(Collected data entries)
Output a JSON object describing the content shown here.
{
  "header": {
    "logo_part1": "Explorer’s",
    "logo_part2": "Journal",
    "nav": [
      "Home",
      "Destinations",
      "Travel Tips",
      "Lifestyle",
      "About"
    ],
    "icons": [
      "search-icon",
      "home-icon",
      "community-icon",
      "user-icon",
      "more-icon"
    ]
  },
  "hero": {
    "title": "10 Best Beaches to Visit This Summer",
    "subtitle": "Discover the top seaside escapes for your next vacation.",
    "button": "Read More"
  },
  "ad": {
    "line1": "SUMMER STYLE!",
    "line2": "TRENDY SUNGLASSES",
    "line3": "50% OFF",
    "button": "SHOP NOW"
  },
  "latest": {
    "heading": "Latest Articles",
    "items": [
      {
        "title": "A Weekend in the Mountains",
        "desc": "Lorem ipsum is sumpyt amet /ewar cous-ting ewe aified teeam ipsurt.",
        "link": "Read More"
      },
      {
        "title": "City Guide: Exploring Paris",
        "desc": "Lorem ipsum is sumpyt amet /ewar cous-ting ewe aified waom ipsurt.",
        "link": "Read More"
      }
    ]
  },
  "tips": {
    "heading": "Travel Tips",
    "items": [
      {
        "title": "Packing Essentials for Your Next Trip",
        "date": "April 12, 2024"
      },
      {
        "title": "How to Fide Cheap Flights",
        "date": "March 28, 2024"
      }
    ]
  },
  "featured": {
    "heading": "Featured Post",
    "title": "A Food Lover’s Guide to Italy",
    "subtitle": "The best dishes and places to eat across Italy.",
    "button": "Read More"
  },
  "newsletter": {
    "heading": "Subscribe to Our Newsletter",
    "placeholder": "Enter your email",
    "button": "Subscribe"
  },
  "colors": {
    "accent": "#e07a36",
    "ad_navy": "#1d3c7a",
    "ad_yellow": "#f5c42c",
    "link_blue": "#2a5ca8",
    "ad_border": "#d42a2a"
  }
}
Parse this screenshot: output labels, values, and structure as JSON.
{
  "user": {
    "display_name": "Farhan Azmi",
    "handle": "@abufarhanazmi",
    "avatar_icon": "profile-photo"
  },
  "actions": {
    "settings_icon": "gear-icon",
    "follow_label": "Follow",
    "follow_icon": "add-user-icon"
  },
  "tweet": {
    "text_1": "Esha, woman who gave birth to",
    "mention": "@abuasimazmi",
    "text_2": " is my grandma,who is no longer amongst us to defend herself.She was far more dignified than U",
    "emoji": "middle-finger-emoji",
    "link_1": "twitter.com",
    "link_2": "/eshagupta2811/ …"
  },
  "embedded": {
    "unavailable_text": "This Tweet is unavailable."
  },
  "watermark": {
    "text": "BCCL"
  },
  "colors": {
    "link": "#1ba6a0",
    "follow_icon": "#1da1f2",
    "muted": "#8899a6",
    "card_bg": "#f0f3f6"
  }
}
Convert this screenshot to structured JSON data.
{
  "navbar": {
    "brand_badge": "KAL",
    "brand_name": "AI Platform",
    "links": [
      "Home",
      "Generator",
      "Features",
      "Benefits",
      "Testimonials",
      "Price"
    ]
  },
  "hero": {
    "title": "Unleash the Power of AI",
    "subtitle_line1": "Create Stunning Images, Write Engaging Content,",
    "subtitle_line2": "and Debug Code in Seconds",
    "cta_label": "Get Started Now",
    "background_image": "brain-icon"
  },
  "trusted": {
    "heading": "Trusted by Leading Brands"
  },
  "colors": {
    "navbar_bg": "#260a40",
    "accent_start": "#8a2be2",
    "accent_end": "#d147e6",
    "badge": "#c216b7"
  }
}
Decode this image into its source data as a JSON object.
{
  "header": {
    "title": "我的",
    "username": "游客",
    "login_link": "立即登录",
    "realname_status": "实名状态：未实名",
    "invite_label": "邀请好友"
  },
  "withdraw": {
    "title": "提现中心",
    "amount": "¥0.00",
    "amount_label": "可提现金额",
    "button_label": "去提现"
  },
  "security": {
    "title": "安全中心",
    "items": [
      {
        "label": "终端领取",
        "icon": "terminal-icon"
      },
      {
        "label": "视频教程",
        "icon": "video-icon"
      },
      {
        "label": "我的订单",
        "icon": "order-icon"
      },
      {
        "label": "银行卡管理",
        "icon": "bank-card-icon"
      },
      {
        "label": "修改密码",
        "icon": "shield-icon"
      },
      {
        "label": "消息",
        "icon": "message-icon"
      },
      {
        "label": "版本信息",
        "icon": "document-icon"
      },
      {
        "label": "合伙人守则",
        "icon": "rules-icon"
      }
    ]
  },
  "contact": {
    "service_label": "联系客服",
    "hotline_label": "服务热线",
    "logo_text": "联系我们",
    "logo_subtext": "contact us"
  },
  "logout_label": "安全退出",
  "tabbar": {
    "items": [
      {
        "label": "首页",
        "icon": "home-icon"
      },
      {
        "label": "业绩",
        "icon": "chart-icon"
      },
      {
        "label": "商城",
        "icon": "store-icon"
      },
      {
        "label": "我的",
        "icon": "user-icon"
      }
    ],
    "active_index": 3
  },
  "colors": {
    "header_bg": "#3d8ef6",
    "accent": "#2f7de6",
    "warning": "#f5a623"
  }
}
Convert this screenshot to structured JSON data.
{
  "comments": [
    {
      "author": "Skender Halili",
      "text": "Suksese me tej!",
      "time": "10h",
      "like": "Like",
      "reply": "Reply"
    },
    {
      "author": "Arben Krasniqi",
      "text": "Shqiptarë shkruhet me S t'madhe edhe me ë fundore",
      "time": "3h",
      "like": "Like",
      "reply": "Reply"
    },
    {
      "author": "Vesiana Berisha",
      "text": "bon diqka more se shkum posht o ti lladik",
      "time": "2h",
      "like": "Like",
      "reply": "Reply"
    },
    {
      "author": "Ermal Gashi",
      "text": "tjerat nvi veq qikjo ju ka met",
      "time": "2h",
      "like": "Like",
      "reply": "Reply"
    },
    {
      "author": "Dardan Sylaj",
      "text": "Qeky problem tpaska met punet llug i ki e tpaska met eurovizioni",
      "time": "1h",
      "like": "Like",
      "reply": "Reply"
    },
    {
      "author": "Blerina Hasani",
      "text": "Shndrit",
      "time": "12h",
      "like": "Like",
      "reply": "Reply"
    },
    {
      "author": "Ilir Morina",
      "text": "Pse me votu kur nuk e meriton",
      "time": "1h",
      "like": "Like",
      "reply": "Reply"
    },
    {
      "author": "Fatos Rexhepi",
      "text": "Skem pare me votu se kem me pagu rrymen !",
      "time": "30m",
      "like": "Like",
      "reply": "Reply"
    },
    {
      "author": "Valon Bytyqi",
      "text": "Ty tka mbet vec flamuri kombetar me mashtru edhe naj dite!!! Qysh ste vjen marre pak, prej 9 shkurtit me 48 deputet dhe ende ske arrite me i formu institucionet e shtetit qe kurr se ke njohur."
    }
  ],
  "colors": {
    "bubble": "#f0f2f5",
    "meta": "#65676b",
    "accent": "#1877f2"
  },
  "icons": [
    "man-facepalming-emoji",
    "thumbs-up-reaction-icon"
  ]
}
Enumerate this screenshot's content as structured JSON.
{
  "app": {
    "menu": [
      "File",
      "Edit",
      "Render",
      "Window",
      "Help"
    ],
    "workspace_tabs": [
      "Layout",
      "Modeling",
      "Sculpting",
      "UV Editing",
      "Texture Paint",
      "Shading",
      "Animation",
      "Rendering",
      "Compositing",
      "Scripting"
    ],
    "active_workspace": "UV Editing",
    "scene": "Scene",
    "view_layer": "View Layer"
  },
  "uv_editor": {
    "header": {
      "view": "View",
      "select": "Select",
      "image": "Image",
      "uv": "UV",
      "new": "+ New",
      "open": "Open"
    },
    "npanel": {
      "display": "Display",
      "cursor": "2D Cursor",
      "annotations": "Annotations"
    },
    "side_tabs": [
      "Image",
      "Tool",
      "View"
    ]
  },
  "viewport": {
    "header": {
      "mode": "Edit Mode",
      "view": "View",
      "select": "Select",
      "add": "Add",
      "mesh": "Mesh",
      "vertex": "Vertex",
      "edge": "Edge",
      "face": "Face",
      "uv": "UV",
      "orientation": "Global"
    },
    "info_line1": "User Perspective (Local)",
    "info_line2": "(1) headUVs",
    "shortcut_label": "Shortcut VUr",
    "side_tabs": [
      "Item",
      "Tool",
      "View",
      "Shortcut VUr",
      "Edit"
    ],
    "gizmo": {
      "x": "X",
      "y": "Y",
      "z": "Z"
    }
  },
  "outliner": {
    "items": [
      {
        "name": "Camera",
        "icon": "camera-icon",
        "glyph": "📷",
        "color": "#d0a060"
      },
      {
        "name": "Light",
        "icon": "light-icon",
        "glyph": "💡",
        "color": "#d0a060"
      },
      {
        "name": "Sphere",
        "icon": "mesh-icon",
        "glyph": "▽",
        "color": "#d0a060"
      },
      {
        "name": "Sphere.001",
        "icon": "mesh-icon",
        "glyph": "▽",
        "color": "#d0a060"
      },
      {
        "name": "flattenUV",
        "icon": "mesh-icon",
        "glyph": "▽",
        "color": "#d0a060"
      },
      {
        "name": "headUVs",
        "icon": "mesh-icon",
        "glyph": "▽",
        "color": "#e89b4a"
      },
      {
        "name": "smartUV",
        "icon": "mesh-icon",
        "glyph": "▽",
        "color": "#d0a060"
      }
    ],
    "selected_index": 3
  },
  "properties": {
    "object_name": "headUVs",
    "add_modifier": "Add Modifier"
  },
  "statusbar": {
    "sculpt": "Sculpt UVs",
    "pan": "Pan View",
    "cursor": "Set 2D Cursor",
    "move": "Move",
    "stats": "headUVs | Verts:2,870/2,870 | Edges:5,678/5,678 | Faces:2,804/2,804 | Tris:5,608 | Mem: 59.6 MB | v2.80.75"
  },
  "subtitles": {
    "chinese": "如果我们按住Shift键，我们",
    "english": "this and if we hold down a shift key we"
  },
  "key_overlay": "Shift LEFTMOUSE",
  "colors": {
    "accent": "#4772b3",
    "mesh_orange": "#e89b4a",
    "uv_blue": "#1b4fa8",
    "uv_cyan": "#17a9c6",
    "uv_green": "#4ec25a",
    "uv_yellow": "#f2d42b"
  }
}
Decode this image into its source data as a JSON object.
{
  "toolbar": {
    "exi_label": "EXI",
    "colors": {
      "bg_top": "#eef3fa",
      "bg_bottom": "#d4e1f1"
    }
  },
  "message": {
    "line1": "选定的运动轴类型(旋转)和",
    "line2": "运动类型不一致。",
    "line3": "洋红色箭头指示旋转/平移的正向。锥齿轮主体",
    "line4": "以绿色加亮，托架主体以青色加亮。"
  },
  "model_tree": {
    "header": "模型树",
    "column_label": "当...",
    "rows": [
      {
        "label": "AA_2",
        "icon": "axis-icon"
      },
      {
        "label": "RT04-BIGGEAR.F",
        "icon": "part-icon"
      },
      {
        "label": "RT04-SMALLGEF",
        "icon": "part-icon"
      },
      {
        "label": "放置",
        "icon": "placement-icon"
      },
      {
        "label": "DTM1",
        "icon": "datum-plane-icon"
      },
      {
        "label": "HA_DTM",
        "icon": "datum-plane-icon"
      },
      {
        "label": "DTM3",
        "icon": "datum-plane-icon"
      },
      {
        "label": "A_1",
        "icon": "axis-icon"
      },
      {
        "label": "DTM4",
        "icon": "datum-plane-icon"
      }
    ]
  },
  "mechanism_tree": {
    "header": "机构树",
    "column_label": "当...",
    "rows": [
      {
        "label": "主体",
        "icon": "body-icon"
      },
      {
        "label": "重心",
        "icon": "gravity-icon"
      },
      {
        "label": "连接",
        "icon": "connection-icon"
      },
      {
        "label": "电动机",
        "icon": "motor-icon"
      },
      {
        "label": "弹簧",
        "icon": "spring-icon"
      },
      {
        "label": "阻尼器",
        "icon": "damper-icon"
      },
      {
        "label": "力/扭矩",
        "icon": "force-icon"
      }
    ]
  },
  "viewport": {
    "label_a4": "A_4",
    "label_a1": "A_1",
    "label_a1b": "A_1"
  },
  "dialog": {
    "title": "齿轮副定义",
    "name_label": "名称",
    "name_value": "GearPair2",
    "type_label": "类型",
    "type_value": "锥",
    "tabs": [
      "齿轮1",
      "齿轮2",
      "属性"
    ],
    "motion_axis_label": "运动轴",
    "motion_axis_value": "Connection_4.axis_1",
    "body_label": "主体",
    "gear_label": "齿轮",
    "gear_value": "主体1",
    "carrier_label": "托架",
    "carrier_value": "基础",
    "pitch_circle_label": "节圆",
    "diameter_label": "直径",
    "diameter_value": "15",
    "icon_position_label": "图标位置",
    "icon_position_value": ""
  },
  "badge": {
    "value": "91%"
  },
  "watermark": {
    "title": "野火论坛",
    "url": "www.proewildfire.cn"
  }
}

• _Problem to solve_:
Look above for lines with the word "sumpyt" and copy them all.

• _Worked answer_:
        "desc": "Lorem ipsum is sumpyt amet /ewar cous-ting ewe aified teeam ipsurt.",
        "desc": "Lorem ipsum is sumpyt amet /ewar cous-ting ewe aified waom ipsurt.",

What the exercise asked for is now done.